Report how many lines hold the string "name". Give the number and nothing else.
>> Begin DATA LISTING
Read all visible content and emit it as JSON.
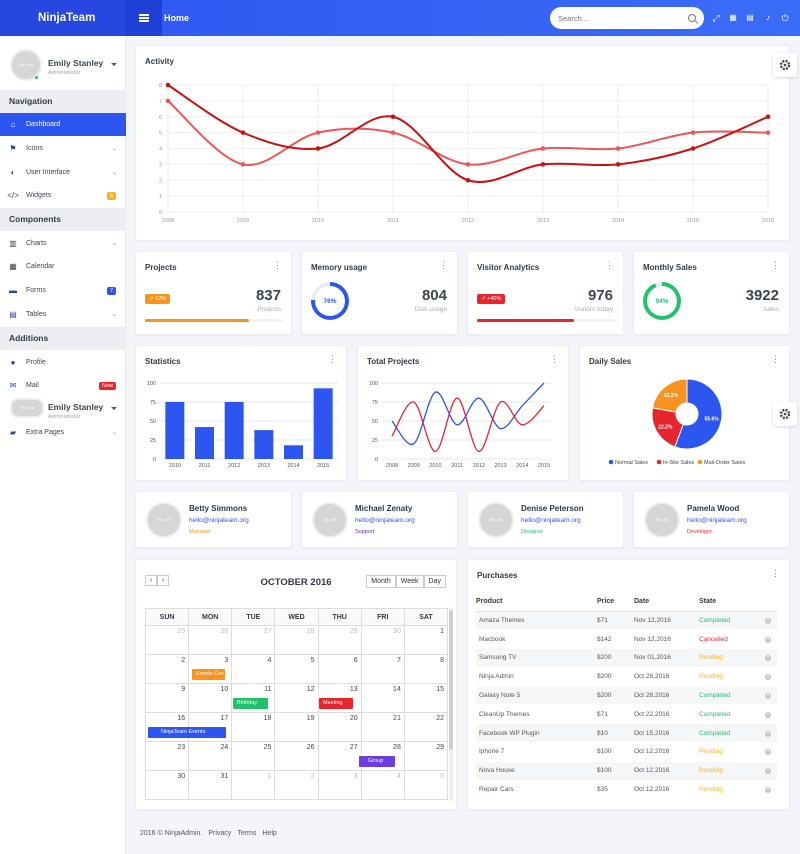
{
  "brand": "NinjaTeam",
  "header": {
    "title": "Home",
    "search_placeholder": "Search..."
  },
  "user": {
    "name": "Emily Stanley",
    "role": "Administrator",
    "avatar_text": "96 x 96"
  },
  "sidebar": {
    "navigation_heading": "Navigation",
    "components_heading": "Components",
    "additions_heading": "Additions",
    "items": [
      {
        "label": "Dashboard",
        "icon": "home-icon"
      },
      {
        "label": "Icons",
        "icon": "flag-icon"
      },
      {
        "label": "User Interface",
        "icon": "contrast-icon"
      },
      {
        "label": "Widgets",
        "icon": "code-icon",
        "badge": "5"
      },
      {
        "label": "Charts",
        "icon": "bar-chart-icon"
      },
      {
        "label": "Calendar",
        "icon": "calendar-icon"
      },
      {
        "label": "Forms",
        "icon": "form-icon",
        "badge": "7"
      },
      {
        "label": "Tables",
        "icon": "table-icon"
      },
      {
        "label": "Profile",
        "icon": "user-icon"
      },
      {
        "label": "Mail",
        "icon": "mail-icon",
        "badge": "New"
      },
      {
        "label": "Extra Pages",
        "icon": "folder-icon"
      }
    ]
  },
  "activity": {
    "title": "Activity",
    "chart_data": {
      "type": "line",
      "x": [
        "2008",
        "2009",
        "2010",
        "2011",
        "2012",
        "2013",
        "2014",
        "2015",
        "2016"
      ],
      "ylim": [
        0,
        8
      ],
      "yticks": [
        "0",
        "1",
        "2",
        "3",
        "4",
        "5",
        "6",
        "7",
        "8"
      ],
      "series": [
        {
          "values": [
            8,
            5,
            4,
            6,
            2,
            3,
            3,
            4,
            6
          ],
          "color": "#cc1010"
        },
        {
          "values": [
            7,
            3,
            5,
            5,
            3,
            4,
            4,
            5,
            5
          ],
          "color": "#ee5555"
        }
      ]
    }
  },
  "stats": [
    {
      "title": "Projects",
      "value": "837",
      "sub": "Projects",
      "chip": "52%",
      "chip_color": "#f7931e",
      "progress": 0.75,
      "bar_color": "#f7931e"
    },
    {
      "title": "Memory usage",
      "value": "804",
      "sub": "Disk usage",
      "ring": "76%",
      "ring_value": 0.76,
      "ring_color": "#2d55f0"
    },
    {
      "title": "Visitor Analytics",
      "value": "976",
      "sub": "Visitors today",
      "chip": "+40%",
      "chip_color": "#e6252d",
      "progress": 0.7,
      "bar_color": "#e6252d"
    },
    {
      "title": "Monthly Sales",
      "value": "3922",
      "sub": "Sales",
      "ring": "94%",
      "ring_value": 0.94,
      "ring_color": "#23c16b"
    }
  ],
  "statistics": {
    "title": "Statistics",
    "chart_data": {
      "type": "bar",
      "categories": [
        "2010",
        "2011",
        "2012",
        "2013",
        "2014",
        "2015"
      ],
      "values": [
        75,
        42,
        75,
        38,
        18,
        93
      ],
      "ylim": [
        0,
        100
      ],
      "yticks": [
        "0",
        "25",
        "50",
        "75",
        "100"
      ],
      "color": "#2d55f0"
    }
  },
  "total_projects": {
    "title": "Total Projects",
    "chart_data": {
      "type": "line",
      "x": [
        "2008",
        "2009",
        "2010",
        "2011",
        "2012",
        "2013",
        "2014",
        "2015"
      ],
      "ylim": [
        0,
        100
      ],
      "yticks": [
        "0",
        "25",
        "50",
        "75",
        "100"
      ],
      "series": [
        {
          "values": [
            50,
            20,
            88,
            45,
            80,
            40,
            70,
            100
          ],
          "color": "#2d55f0"
        },
        {
          "values": [
            30,
            75,
            10,
            80,
            10,
            75,
            45,
            70
          ],
          "color": "#e6252d"
        }
      ]
    }
  },
  "daily_sales": {
    "title": "Daily Sales",
    "chart_data": {
      "type": "pie",
      "categories": [
        "Normal Sales",
        "In-Site Sales",
        "Mail-Order Sales"
      ],
      "values": [
        55.6,
        22.2,
        22.2
      ],
      "labels": [
        "55.6%",
        "22.2%",
        "22.2%"
      ],
      "colors": [
        "#2d55f0",
        "#e6252d",
        "#f7931e"
      ]
    }
  },
  "people": [
    {
      "name": "Betty Simmons",
      "email": "hello@ninjateam.org",
      "role": "Manager",
      "role_color": "#f7931e",
      "avatar_text": "96 x 96"
    },
    {
      "name": "Michael Zenaty",
      "email": "hello@ninjateam.org",
      "role": "Support",
      "role_color": "#6a2ad8",
      "avatar_text": "96 x 96"
    },
    {
      "name": "Denise Peterson",
      "email": "hello@ninjateam.org",
      "role": "Designer",
      "role_color": "#23c16b",
      "avatar_text": "96 x 96"
    },
    {
      "name": "Pamela Wood",
      "email": "hello@ninjateam.org",
      "role": "Developer",
      "role_color": "#e6252d",
      "avatar_text": "96 x 96"
    }
  ],
  "calendar": {
    "title": "OCTOBER 2016",
    "prev": "‹",
    "next": "›",
    "views": [
      "Month",
      "Week",
      "Day"
    ],
    "days": [
      "SUN",
      "MON",
      "TUE",
      "WED",
      "THU",
      "FRI",
      "SAT"
    ],
    "weeks": [
      [
        [
          "25",
          true
        ],
        [
          "26",
          true
        ],
        [
          "27",
          true
        ],
        [
          "28",
          true
        ],
        [
          "29",
          true
        ],
        [
          "30",
          true
        ],
        [
          "1",
          false
        ]
      ],
      [
        [
          "2",
          false
        ],
        [
          "3",
          false
        ],
        [
          "4",
          false
        ],
        [
          "5",
          false
        ],
        [
          "6",
          false
        ],
        [
          "7",
          false
        ],
        [
          "8",
          false
        ]
      ],
      [
        [
          "9",
          false
        ],
        [
          "10",
          false
        ],
        [
          "11",
          false
        ],
        [
          "12",
          false
        ],
        [
          "13",
          false
        ],
        [
          "14",
          false
        ],
        [
          "15",
          false
        ]
      ],
      [
        [
          "16",
          false
        ],
        [
          "17",
          false
        ],
        [
          "18",
          false
        ],
        [
          "19",
          false
        ],
        [
          "20",
          false
        ],
        [
          "21",
          false
        ],
        [
          "22",
          false
        ]
      ],
      [
        [
          "23",
          false
        ],
        [
          "24",
          false
        ],
        [
          "25",
          false
        ],
        [
          "26",
          false
        ],
        [
          "27",
          false
        ],
        [
          "28",
          false
        ],
        [
          "29",
          false
        ]
      ],
      [
        [
          "30",
          false
        ],
        [
          "31",
          false
        ],
        [
          "1",
          true
        ],
        [
          "2",
          true
        ],
        [
          "3",
          true
        ],
        [
          "4",
          true
        ],
        [
          "5",
          true
        ]
      ]
    ],
    "events": [
      {
        "label": "Events Gro",
        "color": "#f7931e"
      },
      {
        "label": "Birthday",
        "color": "#23c16b"
      },
      {
        "label": "Meeting",
        "color": "#e6252d"
      },
      {
        "label": "NinjaTeam Events",
        "color": "#2d55f0"
      },
      {
        "label": "Group",
        "color": "#6a3ee0"
      }
    ]
  },
  "purchases": {
    "title": "Purchases",
    "columns": [
      "Product",
      "Price",
      "Date",
      "State"
    ],
    "rows": [
      [
        "Amaza Themes",
        "$71",
        "Nov 12,2016",
        "Completed"
      ],
      [
        "Macbook",
        "$142",
        "Nov 12,2016",
        "Cancelled"
      ],
      [
        "Samsung TV",
        "$200",
        "Nov 01,2016",
        "Pending"
      ],
      [
        "Ninja Admin",
        "$200",
        "Oct 28,2016",
        "Pending"
      ],
      [
        "Galaxy Note 5",
        "$200",
        "Oct 28,2016",
        "Completed"
      ],
      [
        "CleanUp Themes",
        "$71",
        "Oct 22,2016",
        "Completed"
      ],
      [
        "Facebook WP Plugin",
        "$10",
        "Oct 15,2016",
        "Completed"
      ],
      [
        "Iphone 7",
        "$100",
        "Oct 12,2016",
        "Pending"
      ],
      [
        "Nova House",
        "$100",
        "Oct 12,2016",
        "Pending"
      ],
      [
        "Repair Cars",
        "$35",
        "Oct 12,2016",
        "Pending"
      ]
    ],
    "state_colors": {
      "Completed": "#23c16b",
      "Cancelled": "#e6252d",
      "Pending": "#f7b21e"
    }
  },
  "footer": {
    "copyright": "2016 © NinjaAdmin.",
    "links": [
      "Privacy",
      "Terms",
      "Help"
    ]
  }
}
>> End DATA LISTING
• RESULT OF THIS TASK:
5